----- EXCERPT PROVIDED -----
A Reconfigurable Floating-Point Division and Square Root Architecture for High-Precision Softmax
A Reconfigurable Floating-Point Division and Square Root Architecture for High-Precision Softmax
Abstract:
With the advancement of deep learning models, the Softmax function with self-attention has become pervasive in everyday applications. As components of the Softmax function and its inputs, both division and square root operations impact its accuracy. However, these two non-linear operations bring significant area and power consumption for hardware implementation. To address these challenges, this paper proposes a reconfigurable floating-point division and square root (FDSR) architecture that achieves low resource consumption and high accuracy for general-purpose computation. The FDSR enhances the traditional non-restoring algorithm by using shift-registers and optimizing the leading-one detection and shift operations, reducing hardware resource usage while maintaining high accuracy (0.5 ULP). In the mantissa calculation, the division can be converted to a square root operation by simply switching the path to the subtractor through multiplexers. Additionally, a triple-mode reconfigurable iteration unit is introduced, featuring a multi-layer pipelined architecture that provides adaptability for different applications. By redesigning the pipeline depth and reusing logical units, the FDSR efficiently addresses the issue of large-scale integration. Experimental results show that in 40 nm CMOS technology, the FDSR achieves significant improvements, including a 14.69% area reduction for floating-point division compared with Synopsys Design Ware and 38.95% power reduction at 91.55% accuracy. For floating-point square root, the FDSR reduces area by 64.63% and power consumption by 87.81% compared with Synopsys Design Ware. On FPGA implementation, the FDSR significantly reduces power consumption, achieving an 83.23% reduction for floating-point division and 87.81% for floating-point square root, outperforming state-of-the-art designs.
-----
*DIRECTION 1:* Condense the abstract paragraph beginning "With the advancement of deep learning models" into a bulleted list that keeps its main facts.
The abstract and the entries after it are unrelated materials.
----- EXTRACTED ENTRIES -----
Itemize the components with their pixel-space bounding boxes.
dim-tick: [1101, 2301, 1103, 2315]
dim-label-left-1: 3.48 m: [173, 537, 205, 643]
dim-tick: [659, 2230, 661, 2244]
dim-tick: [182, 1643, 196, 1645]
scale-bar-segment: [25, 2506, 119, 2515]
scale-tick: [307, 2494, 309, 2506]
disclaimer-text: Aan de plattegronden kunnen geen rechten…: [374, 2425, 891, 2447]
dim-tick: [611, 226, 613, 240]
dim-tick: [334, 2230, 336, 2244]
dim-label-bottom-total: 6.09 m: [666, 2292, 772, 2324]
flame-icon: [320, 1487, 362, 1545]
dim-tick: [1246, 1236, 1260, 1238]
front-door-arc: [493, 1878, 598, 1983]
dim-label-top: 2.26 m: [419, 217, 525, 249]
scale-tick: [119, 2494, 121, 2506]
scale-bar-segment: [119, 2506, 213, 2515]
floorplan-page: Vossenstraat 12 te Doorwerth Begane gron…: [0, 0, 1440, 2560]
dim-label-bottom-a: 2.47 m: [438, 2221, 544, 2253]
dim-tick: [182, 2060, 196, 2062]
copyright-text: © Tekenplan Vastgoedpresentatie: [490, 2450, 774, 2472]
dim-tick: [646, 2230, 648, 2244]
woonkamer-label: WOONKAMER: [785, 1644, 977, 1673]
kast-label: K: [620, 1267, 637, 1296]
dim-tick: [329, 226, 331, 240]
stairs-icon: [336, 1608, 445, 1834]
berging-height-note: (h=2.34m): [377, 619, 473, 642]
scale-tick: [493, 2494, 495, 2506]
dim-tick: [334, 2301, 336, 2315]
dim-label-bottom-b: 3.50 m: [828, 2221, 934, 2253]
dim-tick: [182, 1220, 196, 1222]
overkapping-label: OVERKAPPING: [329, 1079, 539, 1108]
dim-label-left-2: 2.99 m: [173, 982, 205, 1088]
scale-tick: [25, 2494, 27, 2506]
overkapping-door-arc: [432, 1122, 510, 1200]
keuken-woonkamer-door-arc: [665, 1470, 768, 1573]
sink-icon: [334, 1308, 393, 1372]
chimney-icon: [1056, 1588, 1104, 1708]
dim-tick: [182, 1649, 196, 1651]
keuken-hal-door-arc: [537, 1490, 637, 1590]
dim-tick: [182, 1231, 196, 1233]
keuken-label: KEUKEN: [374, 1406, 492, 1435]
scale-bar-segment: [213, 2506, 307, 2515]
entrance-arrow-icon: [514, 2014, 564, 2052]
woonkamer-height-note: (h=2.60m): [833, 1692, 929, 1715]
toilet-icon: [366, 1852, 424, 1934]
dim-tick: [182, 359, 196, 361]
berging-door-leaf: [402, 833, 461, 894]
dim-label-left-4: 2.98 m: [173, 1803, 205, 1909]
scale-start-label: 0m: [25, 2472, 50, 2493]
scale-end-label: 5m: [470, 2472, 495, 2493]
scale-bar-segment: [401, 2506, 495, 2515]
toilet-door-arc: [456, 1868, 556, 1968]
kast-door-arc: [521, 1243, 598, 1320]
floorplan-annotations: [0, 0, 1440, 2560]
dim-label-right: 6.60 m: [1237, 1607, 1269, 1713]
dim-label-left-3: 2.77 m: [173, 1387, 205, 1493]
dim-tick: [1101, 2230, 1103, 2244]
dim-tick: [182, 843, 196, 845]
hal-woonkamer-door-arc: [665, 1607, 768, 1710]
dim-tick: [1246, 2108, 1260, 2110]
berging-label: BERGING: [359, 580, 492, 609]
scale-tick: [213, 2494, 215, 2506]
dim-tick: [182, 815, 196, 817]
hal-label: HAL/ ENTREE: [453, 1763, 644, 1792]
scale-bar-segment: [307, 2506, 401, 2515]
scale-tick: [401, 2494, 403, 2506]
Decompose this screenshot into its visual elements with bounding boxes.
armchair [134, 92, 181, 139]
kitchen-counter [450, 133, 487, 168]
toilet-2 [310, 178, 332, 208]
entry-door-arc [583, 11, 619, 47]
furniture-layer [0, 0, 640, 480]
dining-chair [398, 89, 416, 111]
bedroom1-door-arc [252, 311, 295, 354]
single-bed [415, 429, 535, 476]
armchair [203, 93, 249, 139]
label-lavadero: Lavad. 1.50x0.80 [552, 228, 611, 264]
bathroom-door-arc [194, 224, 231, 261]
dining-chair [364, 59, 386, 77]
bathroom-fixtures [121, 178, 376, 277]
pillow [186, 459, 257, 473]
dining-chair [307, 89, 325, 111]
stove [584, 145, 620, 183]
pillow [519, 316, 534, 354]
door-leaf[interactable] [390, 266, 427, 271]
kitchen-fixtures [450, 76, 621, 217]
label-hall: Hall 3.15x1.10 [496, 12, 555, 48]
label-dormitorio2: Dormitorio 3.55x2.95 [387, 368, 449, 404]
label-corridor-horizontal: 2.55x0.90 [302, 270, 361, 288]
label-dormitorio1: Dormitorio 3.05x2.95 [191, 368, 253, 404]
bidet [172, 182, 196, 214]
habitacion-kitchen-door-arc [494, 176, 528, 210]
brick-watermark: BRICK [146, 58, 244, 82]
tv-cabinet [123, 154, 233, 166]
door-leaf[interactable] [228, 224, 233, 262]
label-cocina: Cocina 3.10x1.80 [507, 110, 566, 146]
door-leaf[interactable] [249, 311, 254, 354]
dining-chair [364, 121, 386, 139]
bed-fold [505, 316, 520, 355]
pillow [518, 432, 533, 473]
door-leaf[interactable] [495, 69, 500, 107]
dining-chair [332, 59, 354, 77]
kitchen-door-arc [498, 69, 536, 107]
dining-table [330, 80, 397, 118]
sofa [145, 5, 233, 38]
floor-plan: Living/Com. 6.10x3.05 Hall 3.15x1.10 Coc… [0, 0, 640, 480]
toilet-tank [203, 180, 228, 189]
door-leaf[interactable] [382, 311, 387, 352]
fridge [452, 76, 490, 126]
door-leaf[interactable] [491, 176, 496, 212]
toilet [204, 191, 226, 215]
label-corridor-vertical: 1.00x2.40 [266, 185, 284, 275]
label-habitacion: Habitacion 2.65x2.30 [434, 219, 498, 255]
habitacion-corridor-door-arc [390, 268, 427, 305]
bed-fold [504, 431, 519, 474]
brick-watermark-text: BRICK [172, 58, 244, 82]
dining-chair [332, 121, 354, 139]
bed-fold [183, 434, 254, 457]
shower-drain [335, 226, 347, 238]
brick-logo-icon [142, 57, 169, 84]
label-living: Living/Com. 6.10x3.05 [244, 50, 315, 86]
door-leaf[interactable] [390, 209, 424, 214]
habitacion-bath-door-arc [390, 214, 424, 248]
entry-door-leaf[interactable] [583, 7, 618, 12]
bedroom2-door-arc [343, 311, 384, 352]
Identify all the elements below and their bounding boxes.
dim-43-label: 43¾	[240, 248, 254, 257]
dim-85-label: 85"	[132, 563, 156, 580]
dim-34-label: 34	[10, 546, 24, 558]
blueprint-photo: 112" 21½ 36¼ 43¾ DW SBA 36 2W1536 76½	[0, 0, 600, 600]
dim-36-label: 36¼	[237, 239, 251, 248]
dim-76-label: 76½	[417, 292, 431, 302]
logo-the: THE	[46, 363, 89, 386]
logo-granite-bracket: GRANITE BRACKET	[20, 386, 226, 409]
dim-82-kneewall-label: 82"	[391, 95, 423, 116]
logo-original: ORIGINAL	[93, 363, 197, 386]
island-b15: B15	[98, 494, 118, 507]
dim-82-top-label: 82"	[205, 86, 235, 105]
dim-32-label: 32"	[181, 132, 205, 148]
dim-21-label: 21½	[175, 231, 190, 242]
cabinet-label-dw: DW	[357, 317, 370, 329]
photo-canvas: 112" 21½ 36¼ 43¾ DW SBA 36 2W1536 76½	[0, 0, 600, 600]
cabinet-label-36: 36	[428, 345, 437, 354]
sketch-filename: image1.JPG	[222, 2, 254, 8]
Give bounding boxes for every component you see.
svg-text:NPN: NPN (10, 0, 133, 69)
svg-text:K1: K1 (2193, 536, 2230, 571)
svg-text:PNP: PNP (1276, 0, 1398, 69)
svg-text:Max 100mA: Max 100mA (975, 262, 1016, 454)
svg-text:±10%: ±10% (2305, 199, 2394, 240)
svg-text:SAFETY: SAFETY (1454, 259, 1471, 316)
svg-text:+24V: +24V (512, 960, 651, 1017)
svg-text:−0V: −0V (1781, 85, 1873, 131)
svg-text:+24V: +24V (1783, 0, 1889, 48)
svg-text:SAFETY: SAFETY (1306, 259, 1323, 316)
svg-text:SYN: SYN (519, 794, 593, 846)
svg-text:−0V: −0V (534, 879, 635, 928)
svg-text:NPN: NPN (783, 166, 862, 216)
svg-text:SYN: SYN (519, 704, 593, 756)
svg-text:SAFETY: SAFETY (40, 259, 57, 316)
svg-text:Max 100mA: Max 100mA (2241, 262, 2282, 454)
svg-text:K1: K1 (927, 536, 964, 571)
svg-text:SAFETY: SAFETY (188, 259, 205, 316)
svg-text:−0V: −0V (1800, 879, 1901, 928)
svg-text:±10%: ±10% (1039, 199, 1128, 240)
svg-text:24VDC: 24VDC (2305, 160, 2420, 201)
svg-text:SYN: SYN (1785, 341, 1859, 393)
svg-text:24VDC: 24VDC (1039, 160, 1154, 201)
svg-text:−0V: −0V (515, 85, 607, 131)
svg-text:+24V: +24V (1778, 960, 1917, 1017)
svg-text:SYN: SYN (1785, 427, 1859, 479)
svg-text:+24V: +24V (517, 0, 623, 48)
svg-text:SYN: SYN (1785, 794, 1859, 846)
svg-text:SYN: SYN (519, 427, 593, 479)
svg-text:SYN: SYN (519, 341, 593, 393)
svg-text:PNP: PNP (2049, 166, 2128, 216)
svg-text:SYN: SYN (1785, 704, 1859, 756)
-----
*DIRECTION 2:* Edit the entries from their first line through the line containing "keuken-hal-door-arc: [537, 1490, 637, 1590]", replacing "scale-tick" with "scale-mark". Return only those lines, otherwise unchanged.

*FULL ANSWER 1:*
- Division and square root operations affect the accuracy of the Softmax function, which is widespread in deep learning with self-attention. In hardware, these operations consume much area and power.
- The proposed reconfigurable floating-point division and square root (FDSR) architecture targets low resource use and high accuracy for general-purpose computation.
- It improves the non-restoring algorithm with shift-registers and optimized leading-one detection and shift operations. This cuts hardware use while keeping 0.5 ULP accuracy.
- In mantissa calculation, multiplexers switch the subtractor path to turn division into square root.
- A triple-mode reconfigurable iteration unit with a multi-layer pipeline adapts to different applications. Redesigned pipeline depth and reused logic units handle large-scale integration.
- Results in 40 nm CMOS, compared with Synopsys Design Ware:
  - Division: 14.69% less area and 38.95% less power, at 91.55% accuracy.
  - Square root: 64.63% less area and 87.81% less power.
- On FPGA, power drops 83.23% for division and 87.81% for square root, outperforming state-of-the-art designs.

*FULL ANSWER 2:*
Itemize the components with their pixel-space bounding boxes.
dim-tick: [1101, 2301, 1103, 2315]
dim-label-left-1: 3.48 m: [173, 537, 205, 643]
dim-tick: [659, 2230, 661, 2244]
dim-tick: [182, 1643, 196, 1645]
scale-bar-segment: [25, 2506, 119, 2515]
scale-mark: [307, 2494, 309, 2506]
disclaimer-text: Aan de plattegronden kunnen geen rechten…: [374, 2425, 891, 2447]
dim-tick: [611, 226, 613, 240]
dim-tick: [334, 2230, 336, 2244]
dim-label-bottom-total: 6.09 m: [666, 2292, 772, 2324]
flame-icon: [320, 1487, 362, 1545]
dim-tick: [1246, 1236, 1260, 1238]
front-door-arc: [493, 1878, 598, 1983]
dim-label-top: 2.26 m: [419, 217, 525, 249]
scale-mark: [119, 2494, 121, 2506]
scale-bar-segment: [119, 2506, 213, 2515]
floorplan-page: Vossenstraat 12 te Doorwerth Begane gron…: [0, 0, 1440, 2560]
dim-label-bottom-a: 2.47 m: [438, 2221, 544, 2253]
dim-tick: [182, 2060, 196, 2062]
copyright-text: © Tekenplan Vastgoedpresentatie: [490, 2450, 774, 2472]
dim-tick: [646, 2230, 648, 2244]
woonkamer-label: WOONKAMER: [785, 1644, 977, 1673]
kast-label: K: [620, 1267, 637, 1296]
dim-tick: [329, 226, 331, 240]
stairs-icon: [336, 1608, 445, 1834]
berging-height-note: (h=2.34m): [377, 619, 473, 642]
scale-mark: [493, 2494, 495, 2506]
dim-tick: [334, 2301, 336, 2315]
dim-label-bottom-b: 3.50 m: [828, 2221, 934, 2253]
dim-tick: [182, 1220, 196, 1222]
overkapping-label: OVERKAPPING: [329, 1079, 539, 1108]
dim-label-left-2: 2.99 m: [173, 982, 205, 1088]
scale-mark: [25, 2494, 27, 2506]
overkapping-door-arc: [432, 1122, 510, 1200]
keuken-woonkamer-door-arc: [665, 1470, 768, 1573]
sink-icon: [334, 1308, 393, 1372]
chimney-icon: [1056, 1588, 1104, 1708]
dim-tick: [182, 1649, 196, 1651]
keuken-hal-door-arc: [537, 1490, 637, 1590]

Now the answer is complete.